→ EXERCISE AIM:
Go through the listing and set it down exactly, leaving out its pictures.
* start SUPPLIED RECORDS *
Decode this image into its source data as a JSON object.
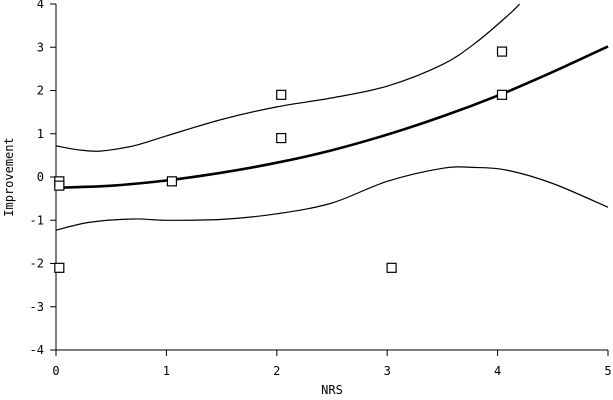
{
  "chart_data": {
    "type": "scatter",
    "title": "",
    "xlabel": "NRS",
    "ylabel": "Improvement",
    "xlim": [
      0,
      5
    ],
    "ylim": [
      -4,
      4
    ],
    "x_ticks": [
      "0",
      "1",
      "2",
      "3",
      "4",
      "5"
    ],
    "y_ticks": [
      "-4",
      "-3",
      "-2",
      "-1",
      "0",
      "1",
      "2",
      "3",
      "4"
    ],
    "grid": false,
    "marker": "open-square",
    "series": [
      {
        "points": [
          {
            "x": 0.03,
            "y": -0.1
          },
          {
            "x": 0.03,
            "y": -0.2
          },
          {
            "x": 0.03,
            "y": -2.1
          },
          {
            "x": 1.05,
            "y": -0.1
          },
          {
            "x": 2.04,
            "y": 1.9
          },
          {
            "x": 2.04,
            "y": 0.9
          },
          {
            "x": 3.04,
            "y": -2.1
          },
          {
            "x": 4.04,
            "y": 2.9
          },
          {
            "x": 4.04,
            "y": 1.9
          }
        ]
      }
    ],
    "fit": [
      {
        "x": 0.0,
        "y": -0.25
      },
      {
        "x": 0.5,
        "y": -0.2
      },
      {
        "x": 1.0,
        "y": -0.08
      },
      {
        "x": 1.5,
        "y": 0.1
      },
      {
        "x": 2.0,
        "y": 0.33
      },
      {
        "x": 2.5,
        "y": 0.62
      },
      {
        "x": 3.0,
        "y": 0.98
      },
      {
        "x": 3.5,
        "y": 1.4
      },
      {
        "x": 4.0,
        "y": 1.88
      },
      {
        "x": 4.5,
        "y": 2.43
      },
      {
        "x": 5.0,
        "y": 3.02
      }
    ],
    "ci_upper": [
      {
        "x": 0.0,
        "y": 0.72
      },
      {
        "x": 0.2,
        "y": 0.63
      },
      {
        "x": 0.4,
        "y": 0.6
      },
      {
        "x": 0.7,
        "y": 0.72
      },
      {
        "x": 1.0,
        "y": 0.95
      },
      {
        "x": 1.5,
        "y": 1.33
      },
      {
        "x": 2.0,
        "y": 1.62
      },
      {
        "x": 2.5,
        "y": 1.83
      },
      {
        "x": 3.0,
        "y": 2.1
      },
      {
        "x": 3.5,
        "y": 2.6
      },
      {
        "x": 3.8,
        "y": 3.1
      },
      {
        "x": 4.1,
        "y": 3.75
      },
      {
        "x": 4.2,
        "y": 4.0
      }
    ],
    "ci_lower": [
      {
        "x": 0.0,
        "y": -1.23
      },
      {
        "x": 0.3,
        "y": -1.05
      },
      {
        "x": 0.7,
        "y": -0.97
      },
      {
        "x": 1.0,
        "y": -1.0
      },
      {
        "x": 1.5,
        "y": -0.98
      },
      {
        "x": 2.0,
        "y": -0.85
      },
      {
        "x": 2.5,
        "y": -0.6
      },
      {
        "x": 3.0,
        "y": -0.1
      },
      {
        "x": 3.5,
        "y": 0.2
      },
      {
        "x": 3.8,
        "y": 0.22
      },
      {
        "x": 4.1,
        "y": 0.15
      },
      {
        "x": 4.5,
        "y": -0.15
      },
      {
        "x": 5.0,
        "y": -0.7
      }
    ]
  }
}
* end SUPPLIED RECORDS *
→ RESULT FOR THIS TASK:
Decode this image into its source data as a JSON object.
{
  "chart_data": {
    "type": "scatter",
    "title": "",
    "xlabel": "NRS",
    "ylabel": "Improvement",
    "xlim": [
      0,
      5
    ],
    "ylim": [
      -4,
      4
    ],
    "x_ticks": [
      "0",
      "1",
      "2",
      "3",
      "4",
      "5"
    ],
    "y_ticks": [
      "-4",
      "-3",
      "-2",
      "-1",
      "0",
      "1",
      "2",
      "3",
      "4"
    ],
    "grid": false,
    "marker": "open-square",
    "series": [
      {
        "points": [
          {
            "x": 0.03,
            "y": -0.1
          },
          {
            "x": 0.03,
            "y": -0.2
          },
          {
            "x": 0.03,
            "y": -2.1
          },
          {
            "x": 1.05,
            "y": -0.1
          },
          {
            "x": 2.04,
            "y": 1.9
          },
          {
            "x": 2.04,
            "y": 0.9
          },
          {
            "x": 3.04,
            "y": -2.1
          },
          {
            "x": 4.04,
            "y": 2.9
          },
          {
            "x": 4.04,
            "y": 1.9
          }
        ]
      }
    ],
    "fit": [
      {
        "x": 0.0,
        "y": -0.25
      },
      {
        "x": 0.5,
        "y": -0.2
      },
      {
        "x": 1.0,
        "y": -0.08
      },
      {
        "x": 1.5,
        "y": 0.1
      },
      {
        "x": 2.0,
        "y": 0.33
      },
      {
        "x": 2.5,
        "y": 0.62
      },
      {
        "x": 3.0,
        "y": 0.98
      },
      {
        "x": 3.5,
        "y": 1.4
      },
      {
        "x": 4.0,
        "y": 1.88
      },
      {
        "x": 4.5,
        "y": 2.43
      },
      {
        "x": 5.0,
        "y": 3.02
      }
    ],
    "ci_upper": [
      {
        "x": 0.0,
        "y": 0.72
      },
      {
        "x": 0.2,
        "y": 0.63
      },
      {
        "x": 0.4,
        "y": 0.6
      },
      {
        "x": 0.7,
        "y": 0.72
      },
      {
        "x": 1.0,
        "y": 0.95
      },
      {
        "x": 1.5,
        "y": 1.33
      },
      {
        "x": 2.0,
        "y": 1.62
      },
      {
        "x": 2.5,
        "y": 1.83
      },
      {
        "x": 3.0,
        "y": 2.1
      },
      {
        "x": 3.5,
        "y": 2.6
      },
      {
        "x": 3.8,
        "y": 3.1
      },
      {
        "x": 4.1,
        "y": 3.75
      },
      {
        "x": 4.2,
        "y": 4.0
      }
    ],
    "ci_lower": [
      {
        "x": 0.0,
        "y": -1.23
      },
      {
        "x": 0.3,
        "y": -1.05
      },
      {
        "x": 0.7,
        "y": -0.97
      },
      {
        "x": 1.0,
        "y": -1.0
      },
      {
        "x": 1.5,
        "y": -0.98
      },
      {
        "x": 2.0,
        "y": -0.85
      },
      {
        "x": 2.5,
        "y": -0.6
      },
      {
        "x": 3.0,
        "y": -0.1
      },
      {
        "x": 3.5,
        "y": 0.2
      },
      {
        "x": 3.8,
        "y": 0.22
      },
      {
        "x": 4.1,
        "y": 0.15
      },
      {
        "x": 4.5,
        "y": -0.15
      },
      {
        "x": 5.0,
        "y": -0.7
      }
    ]
  }
}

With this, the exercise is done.